# What is asked
Please print every record below exactly as it appears.

# Records supplied
--- Start ---
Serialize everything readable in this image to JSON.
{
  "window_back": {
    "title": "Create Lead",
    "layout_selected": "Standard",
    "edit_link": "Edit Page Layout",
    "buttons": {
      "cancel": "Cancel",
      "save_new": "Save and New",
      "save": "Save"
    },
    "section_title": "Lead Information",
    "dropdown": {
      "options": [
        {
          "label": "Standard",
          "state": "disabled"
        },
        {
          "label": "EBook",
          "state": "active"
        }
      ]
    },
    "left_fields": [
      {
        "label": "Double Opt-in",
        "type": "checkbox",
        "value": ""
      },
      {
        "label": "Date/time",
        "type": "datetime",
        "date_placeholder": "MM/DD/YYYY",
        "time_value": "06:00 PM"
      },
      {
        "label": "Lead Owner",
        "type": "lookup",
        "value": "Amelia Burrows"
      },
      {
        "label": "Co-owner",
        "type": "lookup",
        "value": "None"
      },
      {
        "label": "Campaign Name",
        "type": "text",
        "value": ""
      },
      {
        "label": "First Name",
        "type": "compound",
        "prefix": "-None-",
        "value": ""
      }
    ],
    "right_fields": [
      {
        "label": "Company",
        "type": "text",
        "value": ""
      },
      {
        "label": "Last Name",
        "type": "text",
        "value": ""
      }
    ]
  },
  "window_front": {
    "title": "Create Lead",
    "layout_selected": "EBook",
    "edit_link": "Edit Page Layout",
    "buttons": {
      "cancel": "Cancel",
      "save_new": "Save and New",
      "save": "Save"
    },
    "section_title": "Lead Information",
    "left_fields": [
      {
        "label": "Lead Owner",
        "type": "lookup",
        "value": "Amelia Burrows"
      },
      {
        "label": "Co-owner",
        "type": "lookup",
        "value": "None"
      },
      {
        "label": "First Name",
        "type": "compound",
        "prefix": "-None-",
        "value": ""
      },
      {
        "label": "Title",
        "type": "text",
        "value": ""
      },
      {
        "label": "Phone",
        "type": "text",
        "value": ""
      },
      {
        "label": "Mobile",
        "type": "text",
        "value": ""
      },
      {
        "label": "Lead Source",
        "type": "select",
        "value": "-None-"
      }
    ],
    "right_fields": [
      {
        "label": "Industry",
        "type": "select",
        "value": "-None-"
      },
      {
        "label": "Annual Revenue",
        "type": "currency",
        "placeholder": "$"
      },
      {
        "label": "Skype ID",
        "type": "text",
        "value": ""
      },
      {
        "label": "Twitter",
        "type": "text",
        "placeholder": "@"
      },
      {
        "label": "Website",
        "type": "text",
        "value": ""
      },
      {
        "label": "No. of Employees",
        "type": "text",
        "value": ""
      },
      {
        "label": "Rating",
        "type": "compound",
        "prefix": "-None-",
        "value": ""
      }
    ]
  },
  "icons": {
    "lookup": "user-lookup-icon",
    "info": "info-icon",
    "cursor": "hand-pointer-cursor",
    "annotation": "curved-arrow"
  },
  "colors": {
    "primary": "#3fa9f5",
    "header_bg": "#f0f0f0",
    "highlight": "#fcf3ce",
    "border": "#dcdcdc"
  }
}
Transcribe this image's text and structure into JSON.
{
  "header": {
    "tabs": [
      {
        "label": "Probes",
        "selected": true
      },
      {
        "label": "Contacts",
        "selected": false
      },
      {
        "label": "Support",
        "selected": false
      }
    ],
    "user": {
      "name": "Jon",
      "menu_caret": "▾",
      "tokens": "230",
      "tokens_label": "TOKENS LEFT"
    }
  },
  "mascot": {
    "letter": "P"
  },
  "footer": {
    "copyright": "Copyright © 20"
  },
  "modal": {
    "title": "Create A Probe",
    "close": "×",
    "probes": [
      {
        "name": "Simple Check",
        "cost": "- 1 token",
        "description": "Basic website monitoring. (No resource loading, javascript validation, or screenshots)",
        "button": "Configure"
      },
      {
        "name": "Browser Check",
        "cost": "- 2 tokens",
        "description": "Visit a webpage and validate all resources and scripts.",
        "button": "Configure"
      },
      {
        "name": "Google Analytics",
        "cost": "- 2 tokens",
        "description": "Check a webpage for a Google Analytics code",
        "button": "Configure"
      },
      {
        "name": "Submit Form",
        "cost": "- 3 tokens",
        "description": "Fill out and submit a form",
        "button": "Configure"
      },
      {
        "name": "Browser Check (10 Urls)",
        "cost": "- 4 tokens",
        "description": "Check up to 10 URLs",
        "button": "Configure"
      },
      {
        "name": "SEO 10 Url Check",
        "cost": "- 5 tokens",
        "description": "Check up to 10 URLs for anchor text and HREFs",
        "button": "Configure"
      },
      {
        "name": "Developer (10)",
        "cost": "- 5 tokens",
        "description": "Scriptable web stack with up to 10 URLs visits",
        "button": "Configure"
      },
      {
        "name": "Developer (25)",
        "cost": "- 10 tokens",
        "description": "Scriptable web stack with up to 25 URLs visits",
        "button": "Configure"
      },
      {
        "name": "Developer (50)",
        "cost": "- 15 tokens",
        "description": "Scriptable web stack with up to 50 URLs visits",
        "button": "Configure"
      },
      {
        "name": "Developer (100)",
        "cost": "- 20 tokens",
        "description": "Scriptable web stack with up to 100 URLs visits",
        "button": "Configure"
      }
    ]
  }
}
--- End ---
# Finished exercise
Serialize everything readable in this image to JSON.
{
  "window_back": {
    "title": "Create Lead",
    "layout_selected": "Standard",
    "edit_link": "Edit Page Layout",
    "buttons": {
      "cancel": "Cancel",
      "save_new": "Save and New",
      "save": "Save"
    },
    "section_title": "Lead Information",
    "dropdown": {
      "options": [
        {
          "label": "Standard",
          "state": "disabled"
        },
        {
          "label": "EBook",
          "state": "active"
        }
      ]
    },
    "left_fields": [
      {
        "label": "Double Opt-in",
        "type": "checkbox",
        "value": ""
      },
      {
        "label": "Date/time",
        "type": "datetime",
        "date_placeholder": "MM/DD/YYYY",
        "time_value": "06:00 PM"
      },
      {
        "label": "Lead Owner",
        "type": "lookup",
        "value": "Amelia Burrows"
      },
      {
        "label": "Co-owner",
        "type": "lookup",
        "value": "None"
      },
      {
        "label": "Campaign Name",
        "type": "text",
        "value": ""
      },
      {
        "label": "First Name",
        "type": "compound",
        "prefix": "-None-",
        "value": ""
      }
    ],
    "right_fields": [
      {
        "label": "Company",
        "type": "text",
        "value": ""
      },
      {
        "label": "Last Name",
        "type": "text",
        "value": ""
      }
    ]
  },
  "window_front": {
    "title": "Create Lead",
    "layout_selected": "EBook",
    "edit_link": "Edit Page Layout",
    "buttons": {
      "cancel": "Cancel",
      "save_new": "Save and New",
      "save": "Save"
    },
    "section_title": "Lead Information",
    "left_fields": [
      {
        "label": "Lead Owner",
        "type": "lookup",
        "value": "Amelia Burrows"
      },
      {
        "label": "Co-owner",
        "type": "lookup",
        "value": "None"
      },
      {
        "label": "First Name",
        "type": "compound",
        "prefix": "-None-",
        "value": ""
      },
      {
        "label": "Title",
        "type": "text",
        "value": ""
      },
      {
        "label": "Phone",
        "type": "text",
        "value": ""
      },
      {
        "label": "Mobile",
        "type": "text",
        "value": ""
      },
      {
        "label": "Lead Source",
        "type": "select",
        "value": "-None-"
      }
    ],
    "right_fields": [
      {
        "label": "Industry",
        "type": "select",
        "value": "-None-"
      },
      {
        "label": "Annual Revenue",
        "type": "currency",
        "placeholder": "$"
      },
      {
        "label": "Skype ID",
        "type": "text",
        "value": ""
      },
      {
        "label": "Twitter",
        "type": "text",
        "placeholder": "@"
      },
      {
        "label": "Website",
        "type": "text",
        "value": ""
      },
      {
        "label": "No. of Employees",
        "type": "text",
        "value": ""
      },
      {
        "label": "Rating",
        "type": "compound",
        "prefix": "-None-",
        "value": ""
      }
    ]
  },
  "icons": {
    "lookup": "user-lookup-icon",
    "info": "info-icon",
    "cursor": "hand-pointer-cursor",
    "annotation": "curved-arrow"
  },
  "colors": {
    "primary": "#3fa9f5",
    "header_bg": "#f0f0f0",
    "highlight": "#fcf3ce",
    "border": "#dcdcdc"
  }
}
Transcribe this image's text and structure into JSON.
{
  "header": {
    "tabs": [
      {
        "label": "Probes",
        "selected": true
      },
      {
        "label": "Contacts",
        "selected": false
      },
      {
        "label": "Support",
        "selected": false
      }
    ],
    "user": {
      "name": "Jon",
      "menu_caret": "▾",
      "tokens": "230",
      "tokens_label": "TOKENS LEFT"
    }
  },
  "mascot": {
    "letter": "P"
  },
  "footer": {
    "copyright": "Copyright © 20"
  },
  "modal": {
    "title": "Create A Probe",
    "close": "×",
    "probes": [
      {
        "name": "Simple Check",
        "cost": "- 1 token",
        "description": "Basic website monitoring. (No resource loading, javascript validation, or screenshots)",
        "button": "Configure"
      },
      {
        "name": "Browser Check",
        "cost": "- 2 tokens",
        "description": "Visit a webpage and validate all resources and scripts.",
        "button": "Configure"
      },
      {
        "name": "Google Analytics",
        "cost": "- 2 tokens",
        "description": "Check a webpage for a Google Analytics code",
        "button": "Configure"
      },
      {
        "name": "Submit Form",
        "cost": "- 3 tokens",
        "description": "Fill out and submit a form",
        "button": "Configure"
      },
      {
        "name": "Browser Check (10 Urls)",
        "cost": "- 4 tokens",
        "description": "Check up to 10 URLs",
        "button": "Configure"
      },
      {
        "name": "SEO 10 Url Check",
        "cost": "- 5 tokens",
        "description": "Check up to 10 URLs for anchor text and HREFs",
        "button": "Configure"
      },
      {
        "name": "Developer (10)",
        "cost": "- 5 tokens",
        "description": "Scriptable web stack with up to 10 URLs visits",
        "button": "Configure"
      },
      {
        "name": "Developer (25)",
        "cost": "- 10 tokens",
        "description": "Scriptable web stack with up to 25 URLs visits",
        "button": "Configure"
      },
      {
        "name": "Developer (50)",
        "cost": "- 15 tokens",
        "description": "Scriptable web stack with up to 50 URLs visits",
        "button": "Configure"
      },
      {
        "name": "Developer (100)",
        "cost": "- 20 tokens",
        "description": "Scriptable web stack with up to 100 URLs visits",
        "button": "Configure"
      }
    ]
  }
}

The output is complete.